### Exercise data ###

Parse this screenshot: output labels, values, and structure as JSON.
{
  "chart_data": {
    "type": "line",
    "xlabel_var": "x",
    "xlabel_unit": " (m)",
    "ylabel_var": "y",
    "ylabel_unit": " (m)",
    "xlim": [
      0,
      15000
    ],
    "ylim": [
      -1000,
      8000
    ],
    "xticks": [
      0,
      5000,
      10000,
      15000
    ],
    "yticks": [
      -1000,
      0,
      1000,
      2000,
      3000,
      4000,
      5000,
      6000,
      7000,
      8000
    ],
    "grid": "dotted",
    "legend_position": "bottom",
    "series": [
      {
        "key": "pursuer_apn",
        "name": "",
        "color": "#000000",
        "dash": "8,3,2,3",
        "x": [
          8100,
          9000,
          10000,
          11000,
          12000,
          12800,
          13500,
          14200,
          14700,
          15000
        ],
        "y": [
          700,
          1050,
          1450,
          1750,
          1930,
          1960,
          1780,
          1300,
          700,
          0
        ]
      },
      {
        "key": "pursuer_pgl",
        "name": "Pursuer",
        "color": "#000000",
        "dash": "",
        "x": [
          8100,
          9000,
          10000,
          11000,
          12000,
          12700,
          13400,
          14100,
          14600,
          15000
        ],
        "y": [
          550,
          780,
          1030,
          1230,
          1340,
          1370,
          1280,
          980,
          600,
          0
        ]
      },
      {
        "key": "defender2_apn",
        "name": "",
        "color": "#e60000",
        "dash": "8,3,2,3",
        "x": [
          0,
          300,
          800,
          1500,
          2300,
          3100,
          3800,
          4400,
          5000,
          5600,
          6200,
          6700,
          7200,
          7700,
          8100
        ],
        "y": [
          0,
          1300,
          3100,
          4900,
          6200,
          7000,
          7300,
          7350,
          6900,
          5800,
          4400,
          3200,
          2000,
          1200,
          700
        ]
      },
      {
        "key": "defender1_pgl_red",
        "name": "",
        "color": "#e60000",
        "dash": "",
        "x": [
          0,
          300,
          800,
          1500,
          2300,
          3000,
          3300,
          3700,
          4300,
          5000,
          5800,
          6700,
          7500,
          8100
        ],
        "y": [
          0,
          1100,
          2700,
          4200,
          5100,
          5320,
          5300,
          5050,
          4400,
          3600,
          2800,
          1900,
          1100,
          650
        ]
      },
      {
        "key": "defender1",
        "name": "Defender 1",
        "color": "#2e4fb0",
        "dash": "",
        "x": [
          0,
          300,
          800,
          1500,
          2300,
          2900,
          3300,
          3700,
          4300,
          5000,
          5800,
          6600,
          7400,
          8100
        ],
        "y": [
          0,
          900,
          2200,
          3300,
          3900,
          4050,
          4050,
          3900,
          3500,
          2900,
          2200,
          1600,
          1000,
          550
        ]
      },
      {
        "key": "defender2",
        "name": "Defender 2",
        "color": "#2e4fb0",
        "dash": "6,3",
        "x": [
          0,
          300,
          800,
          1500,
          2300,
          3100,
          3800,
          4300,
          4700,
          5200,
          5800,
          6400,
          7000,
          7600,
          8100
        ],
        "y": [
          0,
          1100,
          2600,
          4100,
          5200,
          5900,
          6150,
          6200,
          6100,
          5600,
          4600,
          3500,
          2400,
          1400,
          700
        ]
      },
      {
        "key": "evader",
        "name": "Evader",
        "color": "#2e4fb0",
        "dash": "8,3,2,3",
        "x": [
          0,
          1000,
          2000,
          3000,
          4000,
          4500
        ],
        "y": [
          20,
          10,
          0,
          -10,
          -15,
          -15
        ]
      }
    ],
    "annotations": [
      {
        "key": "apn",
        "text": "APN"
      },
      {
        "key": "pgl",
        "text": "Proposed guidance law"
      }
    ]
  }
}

###

• Challenge:
Pull out every line containing "name".

• Full answer:
        "name": "",
        "name": "Pursuer",
        "name": "",
        "name": "",
        "name": "Defender 1",
        "name": "Defender 2",
        "name": "Evader",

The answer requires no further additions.